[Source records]
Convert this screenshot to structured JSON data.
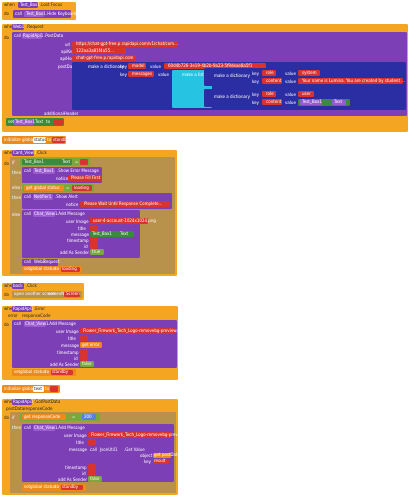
{
  "b1": {
    "when": "when",
    "comp": "Test_Box1",
    "event": ".Lost Focus",
    "do": "do",
    "call": "call",
    "target": "Test_Box1",
    "method": ".Hide Keyboard"
  },
  "b2": {
    "when": "when",
    "comp": "Web1",
    "event": ".Request",
    "do": "do",
    "call": "call",
    "target": "RapidApi1",
    "method": ".PostData",
    "url_label": "url",
    "url_value": "https://chat-gpt-free.p.rapidapi.com/v1/chat/com...",
    "apikey_label": "apiKey",
    "apikey_value": "122aa3a81f4a55...",
    "apihost_label": "apiHost",
    "apihost_value": "chat-gpt-free.p.rapidapi.com",
    "postdata_label": "postData",
    "make_dict": "make a dictionary",
    "key": "key",
    "value": "value",
    "k_model": "model",
    "v_model": "60d4b726-3e19-4b2b-9a23-5f9deae8a5f1",
    "k_messages": "messages",
    "make_list": "make a list",
    "k_role": "role",
    "v_system": "system",
    "k_content": "content",
    "v_content1": "Your name is Lumina. You are created by student ...",
    "k_role2": "role",
    "v_user": "user",
    "k_content2": "content",
    "v_text_comp": "Test_Box1",
    "v_text_prop": "Text",
    "additional": "additionalHeader",
    "set": "set",
    "set_comp": "Test_Box1",
    "set_prop": "Text",
    "to": "to",
    "empty": ""
  },
  "b3": {
    "init": "initialize global",
    "name": "status",
    "to": "to",
    "value": "standby"
  },
  "b4": {
    "when": "when",
    "comp": "Card_View1",
    "event": ".Click",
    "do": "do",
    "if": "if",
    "comp1": "Test_Box1",
    "prop1": "Text",
    "eq": "=",
    "then": "then",
    "call": "call",
    "comp2": "Test_Box1",
    "method2": ".Show Error Message",
    "notice_label": "notice",
    "notice_val": "Please Fill First",
    "elseif": "else if",
    "get_status": "get global status",
    "eq2": "=",
    "str_loading": "loading",
    "then2": "then",
    "call3": "call",
    "comp3": "Notifier1",
    "method3": ".Show Alert",
    "notice2": "notice",
    "notice_val2": "Please Wait Until Response Complete...",
    "else": "else",
    "call4": "call",
    "comp4": "Chat_View1",
    "method4": ".Add Message",
    "user_image": "user Image",
    "img_val": "user-4-account-1024x1024.png",
    "title": "title",
    "message": "message",
    "msg_comp": "Test_Box1",
    "msg_prop": "Text",
    "timestamp": "timestamp",
    "id": "id",
    "add_as_sender": "add As Sender",
    "true_val": "true",
    "call5": "call",
    "comp5": "Web1",
    "method5": ".Request",
    "set": "set",
    "global_status": "global status",
    "to": "to",
    "loading": "loading"
  },
  "b5": {
    "when": "when",
    "comp": "back",
    "event": ".Click",
    "do": "do",
    "method": "open another screen",
    "screenName": "screenName",
    "val": "Screen"
  },
  "b6": {
    "when": "when",
    "comp": "RapidApi1",
    "event": ".Error",
    "error": "error",
    "response": "responseCode",
    "do": "do",
    "call": "call",
    "comp2": "Chat_View1",
    "method": ".Add Message",
    "user_image": "user Image",
    "img_val": "Flower_Firework_Tech_Logo-removebg-preview.png",
    "title": "title",
    "message": "message",
    "get_error": "get error",
    "timestamp": "timestamp",
    "id": "id",
    "add_as_sender": "add As Sender",
    "false_val": "false",
    "set": "set",
    "global_status": "global status",
    "to": "to",
    "standby": "standby"
  },
  "b7": {
    "init": "initialize global",
    "name": "text",
    "to": "to",
    "value": ""
  },
  "b8": {
    "when": "when",
    "comp": "RapidApi1",
    "event": ".GotPostData",
    "postdata": "postData",
    "response": "responseCode",
    "do": "do",
    "if": "if",
    "get_resp": "get responseCode",
    "eq": "=",
    "num": "200",
    "then": "then",
    "call": "call",
    "comp2": "Chat_View1",
    "method": ".Add Message",
    "user_image": "user Image",
    "img_val": "Flower_Firework_Tech_Logo-removebg-preview.png",
    "title": "title",
    "message": "message",
    "call_dict": "call",
    "dict_comp": "JsonUtil1",
    "dict_method": ".Get Value",
    "object": "object",
    "get_postdata": "get postData",
    "key": "key",
    "key_val": "result",
    "timestamp": "timestamp",
    "id": "id",
    "add_as_sender": "add As Sender",
    "false_val": "false",
    "set": "set",
    "global_status": "global status",
    "to": "to",
    "standby": "standby"
  }
}
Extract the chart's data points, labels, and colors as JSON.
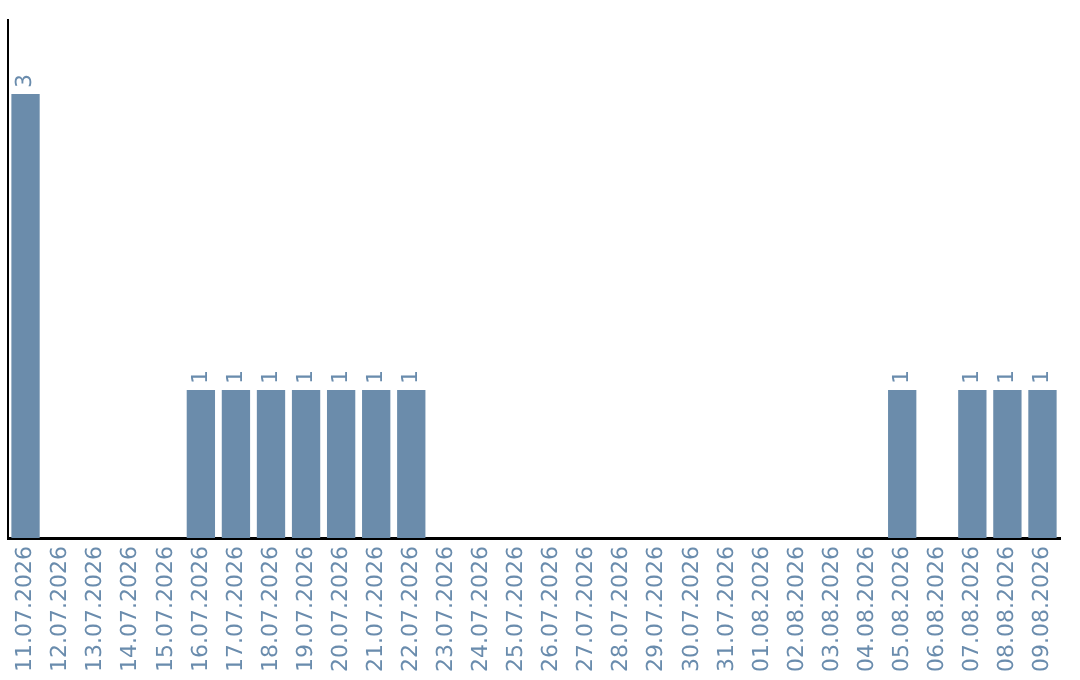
{
  "chart_data": {
    "type": "bar",
    "categories": [
      "11.07.2026",
      "12.07.2026",
      "13.07.2026",
      "14.07.2026",
      "15.07.2026",
      "16.07.2026",
      "17.07.2026",
      "18.07.2026",
      "19.07.2026",
      "20.07.2026",
      "21.07.2026",
      "22.07.2026",
      "23.07.2026",
      "24.07.2026",
      "25.07.2026",
      "26.07.2026",
      "27.07.2026",
      "28.07.2026",
      "29.07.2026",
      "30.07.2026",
      "31.07.2026",
      "01.08.2026",
      "02.08.2026",
      "03.08.2026",
      "04.08.2026",
      "05.08.2026",
      "06.08.2026",
      "07.08.2026",
      "08.08.2026",
      "09.08.2026"
    ],
    "values": [
      3,
      0,
      0,
      0,
      0,
      1,
      1,
      1,
      1,
      1,
      1,
      1,
      0,
      0,
      0,
      0,
      0,
      0,
      0,
      0,
      0,
      0,
      0,
      0,
      0,
      1,
      0,
      1,
      1,
      1
    ],
    "value_labels": [
      "3",
      null,
      null,
      null,
      null,
      "1",
      "1",
      "1",
      "1",
      "1",
      "1",
      "1",
      null,
      null,
      null,
      null,
      null,
      null,
      null,
      null,
      null,
      null,
      null,
      null,
      null,
      "1",
      null,
      "1",
      "1",
      "1"
    ],
    "color": "#6b8cab",
    "grid": false,
    "legend": false
  }
}
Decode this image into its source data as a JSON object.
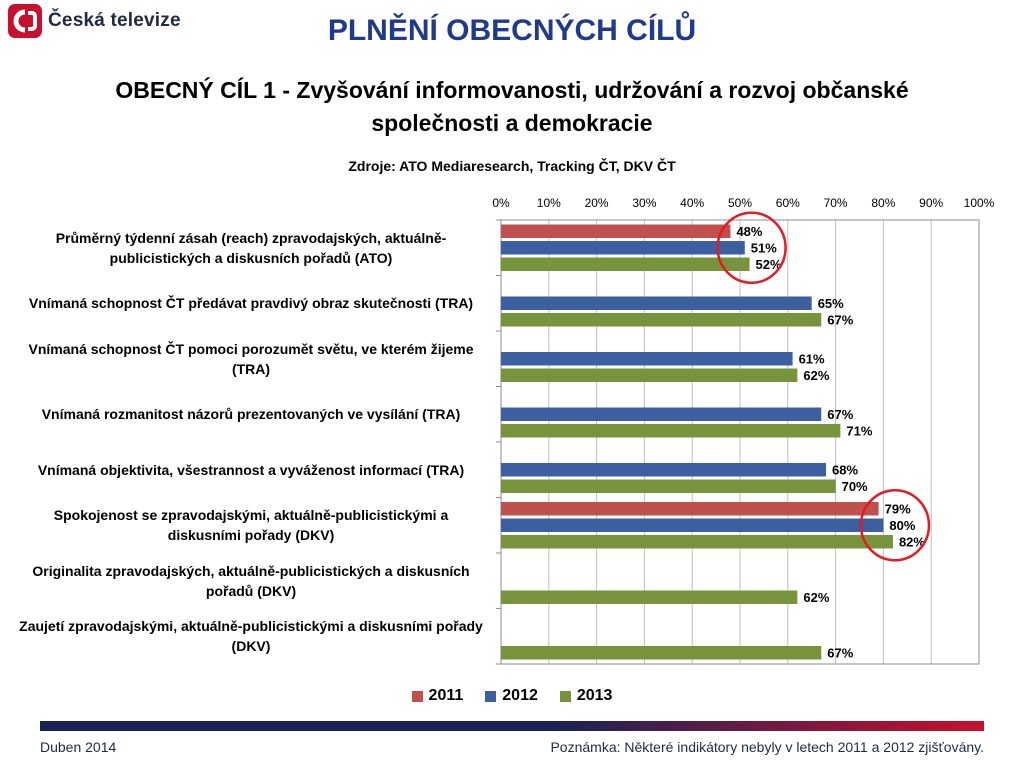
{
  "header": {
    "logo_text": "Česká televize",
    "title": "PLNĚNÍ OBECNÝCH CÍLŮ",
    "subtitle": "OBECNÝ CÍL 1 - Zvyšování informovanosti, udržování a rozvoj občanské společnosti a demokracie",
    "source": "Zdroje: ATO Mediaresearch, Tracking ČT, DKV ČT"
  },
  "colors": {
    "s2011": "#c0504d",
    "s2012": "#3b5fa0",
    "s2013": "#77933c",
    "accent": "#1f3a8a",
    "highlight": "#e31b23"
  },
  "chart_data": {
    "type": "bar",
    "orientation": "horizontal",
    "xlim": [
      0,
      100
    ],
    "x_ticks": [
      "0%",
      "10%",
      "20%",
      "30%",
      "40%",
      "50%",
      "60%",
      "70%",
      "80%",
      "90%",
      "100%"
    ],
    "categories": [
      "Průměrný týdenní zásah (reach) zpravodajských, aktuálně-publicistických a diskusních pořadů (ATO)",
      "Vnímaná schopnost ČT předávat pravdivý obraz skutečnosti (TRA)",
      "Vnímaná schopnost ČT pomoci porozumět světu, ve kterém žijeme (TRA)",
      "Vnímaná rozmanitost názorů prezentovaných ve vysílání (TRA)",
      "Vnímaná objektivita, všestrannost a vyváženost informací (TRA)",
      "Spokojenost se zpravodajskými, aktuálně-publicistickými a diskusními pořady (DKV)",
      "Originalita zpravodajských, aktuálně-publicistických a diskusních pořadů (DKV)",
      "Zaujetí zpravodajskými, aktuálně-publicistickými a diskusními pořady (DKV)"
    ],
    "series": [
      {
        "name": "2011",
        "values": [
          48,
          null,
          null,
          null,
          null,
          79,
          null,
          null
        ]
      },
      {
        "name": "2012",
        "values": [
          51,
          65,
          61,
          67,
          68,
          80,
          null,
          null
        ]
      },
      {
        "name": "2013",
        "values": [
          52,
          67,
          62,
          71,
          70,
          82,
          62,
          67
        ]
      }
    ],
    "value_labels": {
      "2011": [
        "48%",
        null,
        null,
        null,
        null,
        "79%",
        null,
        null
      ],
      "2012": [
        "51%",
        "65%",
        "61%",
        "67%",
        "68%",
        "80%",
        null,
        null
      ],
      "2013": [
        "52%",
        "67%",
        "62%",
        "71%",
        "70%",
        "82%",
        "62%",
        "67%"
      ]
    },
    "highlighted_categories": [
      0,
      5
    ],
    "grid": true,
    "legend_position": "bottom"
  },
  "footer": {
    "date": "Duben 2014",
    "note": "Poznámka: Některé indikátory nebyly v letech 2011 a 2012 zjišťovány."
  }
}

WHAT THE TASK ASKS:
Copy out all lines from the material above that contain the string "object".

PROBLEM SOLUTION:
    "object": "object",
Decode this image into its source data as a JSON object.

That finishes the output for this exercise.